(SELECTED PASSAGE)
━━━━━━━━━━━━━━━━

Why hasn’t my wife come outside to tell me to be careful or talk me out of this? And why am I shaking so?
When I was a kid, I used to climb trees much loftier than this and never stopped to give it a second thought. On this occasion I have to pause well above 25 feet and glance down, looking for any sign of the patron saint of squirrels.
Where is my wife? She’s probably rifling through important paperwork looking for that life insurance policy of mine.
I then ask myself that all-important question: Is it really worth risking my life to rid our home of one pesky squirrel?
But I’m getting a little ahead of myself. This story actually begins about three months earlier.
Sprawled out in my living room on Christmas Eve, watching Hammy the squirrel in my favorite animated movie, “Over the Hedge,” pay homage to the Great and Powerful Steve (yes, “Steve’s a pretty name”), I hear “pa-dump, pa-dump, pa-dump, pa-dump, pa-dump.” The unrelenting beat resembles a rolling flat tire being acoustically equalized by the lack of insulation beneath our hot-tin roof. My pooch pals and I glare at the ceiling as a real-life mad rodent DJ is mixing up sounds similar to eight tiny reindeer scurrying along the rooftop.
Hammy says, “Steve is angry!”
The offending critter has to be one of my wife’s beloved squirrels.
God only knows why she feeds those pesky tree rats that regularly damage to my tomato garden each spring.
She launches a preemptive strike to disarm me from responding with animated violence. “You are not going to pop that squirrel with the pellet gun. Besides, you’re not much of a sniper,” she warns in her best Dirty Harry voice.
I don’t have to sit here and let her take shots at me — do I?
I want to channel my inner Arnold and reply with, “Stand down, sister, The Verminator is on the job.” Instead, I fire back with: “I’m not planning to shoot one of your dad-blamed Sciurus carolinensis, Annie Oakley,” sounding a bit like Granny Clampett.
It’s hard to admit, but she really is a much better shot than me.
As I often do, I procrastinate in dealing with the pesky varmint. Every morning before sunrise and every evening after sunset, I grow accustomed to “pa-dump, pa-dump, pa-dump, pa-dump, pa-dump.” All five dogs, including our deaf and almost-blind 16-year-old Chihuahua, have joined the rodent’s band with off-beat barks and growls worthy of “Who Let The Dogs Out?” And the enthusiastic Chihuahua has nary a clue why she is barking.
But what was funny the first 200 times is now annoying.
Weeks turn into months. As March rolls around, the canine-tree-rat band finally receives its first royalty payment and I discover a hole chewed through the soffit at the roof peak where the intruder sees fit to use my weather vane to pole dance its way into my attic.
Time has come for the Great and Powerful Steve to devise a clever plan to outwit, outplay and outsmart my fuzzy-tailed nemesis before he chews clean through my house wiring and causes an electrical short that would reduce my modern-day Cracker shack into ashes and dust — lots of dust.
The tiny trespasser’s entryway is just too difficult to reach without a bucket truck. Even my Spider-Man-like climbing skills would be no match for the steep-pitched roof.

━━━━━━━━━━━━━━━━

(MATERIAL SHOWN)
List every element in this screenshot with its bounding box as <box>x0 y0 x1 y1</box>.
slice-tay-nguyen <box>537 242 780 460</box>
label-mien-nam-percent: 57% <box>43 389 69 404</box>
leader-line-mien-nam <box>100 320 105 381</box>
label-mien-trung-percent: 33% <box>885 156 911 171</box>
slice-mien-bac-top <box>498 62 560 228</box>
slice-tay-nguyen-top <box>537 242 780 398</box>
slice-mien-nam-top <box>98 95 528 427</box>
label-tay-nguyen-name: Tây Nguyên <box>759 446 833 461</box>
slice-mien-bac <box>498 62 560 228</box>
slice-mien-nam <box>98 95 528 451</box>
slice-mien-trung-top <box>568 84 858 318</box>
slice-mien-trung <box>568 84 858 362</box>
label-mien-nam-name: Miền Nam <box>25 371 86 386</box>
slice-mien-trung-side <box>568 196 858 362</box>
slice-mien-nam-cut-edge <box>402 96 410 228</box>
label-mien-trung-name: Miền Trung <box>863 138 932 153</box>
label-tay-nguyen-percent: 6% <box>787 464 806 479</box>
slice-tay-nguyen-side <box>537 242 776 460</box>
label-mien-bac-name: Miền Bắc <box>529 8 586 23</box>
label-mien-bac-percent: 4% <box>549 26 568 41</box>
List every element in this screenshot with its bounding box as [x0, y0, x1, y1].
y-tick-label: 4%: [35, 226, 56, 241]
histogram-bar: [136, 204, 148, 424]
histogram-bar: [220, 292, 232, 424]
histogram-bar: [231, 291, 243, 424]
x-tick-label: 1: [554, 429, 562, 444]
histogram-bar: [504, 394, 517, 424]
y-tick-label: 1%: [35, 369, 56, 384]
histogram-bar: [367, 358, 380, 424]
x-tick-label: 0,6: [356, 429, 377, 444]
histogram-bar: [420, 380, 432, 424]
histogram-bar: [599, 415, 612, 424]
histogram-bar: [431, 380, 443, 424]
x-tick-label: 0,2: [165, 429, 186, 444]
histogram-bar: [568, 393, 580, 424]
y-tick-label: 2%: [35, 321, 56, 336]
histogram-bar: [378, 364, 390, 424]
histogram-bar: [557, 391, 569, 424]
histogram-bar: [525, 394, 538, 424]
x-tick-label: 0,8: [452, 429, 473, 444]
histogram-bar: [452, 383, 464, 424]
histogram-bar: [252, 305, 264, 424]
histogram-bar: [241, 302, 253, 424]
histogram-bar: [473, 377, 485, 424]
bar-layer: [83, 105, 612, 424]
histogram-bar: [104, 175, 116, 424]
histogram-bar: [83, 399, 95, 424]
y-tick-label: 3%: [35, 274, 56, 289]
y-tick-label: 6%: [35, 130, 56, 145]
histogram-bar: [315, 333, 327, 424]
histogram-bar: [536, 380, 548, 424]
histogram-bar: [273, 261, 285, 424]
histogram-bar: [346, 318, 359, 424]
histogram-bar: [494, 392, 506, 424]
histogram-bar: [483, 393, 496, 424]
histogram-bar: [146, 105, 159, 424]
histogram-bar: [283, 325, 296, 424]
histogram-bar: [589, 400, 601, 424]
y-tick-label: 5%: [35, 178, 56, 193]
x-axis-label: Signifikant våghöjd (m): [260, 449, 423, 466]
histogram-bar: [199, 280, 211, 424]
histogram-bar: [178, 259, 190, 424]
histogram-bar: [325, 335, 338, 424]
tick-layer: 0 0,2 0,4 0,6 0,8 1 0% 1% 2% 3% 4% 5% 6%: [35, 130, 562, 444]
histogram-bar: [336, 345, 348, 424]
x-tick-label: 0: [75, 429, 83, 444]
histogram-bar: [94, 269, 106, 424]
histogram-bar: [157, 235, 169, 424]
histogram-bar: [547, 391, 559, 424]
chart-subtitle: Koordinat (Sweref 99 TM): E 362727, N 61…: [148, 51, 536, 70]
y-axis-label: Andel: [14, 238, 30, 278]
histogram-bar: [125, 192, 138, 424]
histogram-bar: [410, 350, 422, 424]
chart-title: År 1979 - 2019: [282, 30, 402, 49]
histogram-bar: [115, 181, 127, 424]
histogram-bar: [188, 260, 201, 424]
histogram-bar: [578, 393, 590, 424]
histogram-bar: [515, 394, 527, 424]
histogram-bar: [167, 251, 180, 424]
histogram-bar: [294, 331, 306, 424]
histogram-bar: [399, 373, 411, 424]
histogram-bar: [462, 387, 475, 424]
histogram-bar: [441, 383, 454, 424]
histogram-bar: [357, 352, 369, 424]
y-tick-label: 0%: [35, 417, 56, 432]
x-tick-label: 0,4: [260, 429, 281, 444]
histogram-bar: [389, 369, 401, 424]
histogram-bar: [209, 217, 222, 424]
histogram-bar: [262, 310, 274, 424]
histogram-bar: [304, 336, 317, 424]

━━━━━━━━━━━━━━━━

(WRITTEN INSTRUCTION)
Answer these questions from the squirrel story above:
1. Which animated movie is playing on Christmas Eve when the noise on the roof starts?
2. How many dogs join in with barks and growls?
3. In what month is the hole in the soffit discovered?

(RESULT OF THIS EXERCISE)
1. "Over the Hedge"
2. Five
3. March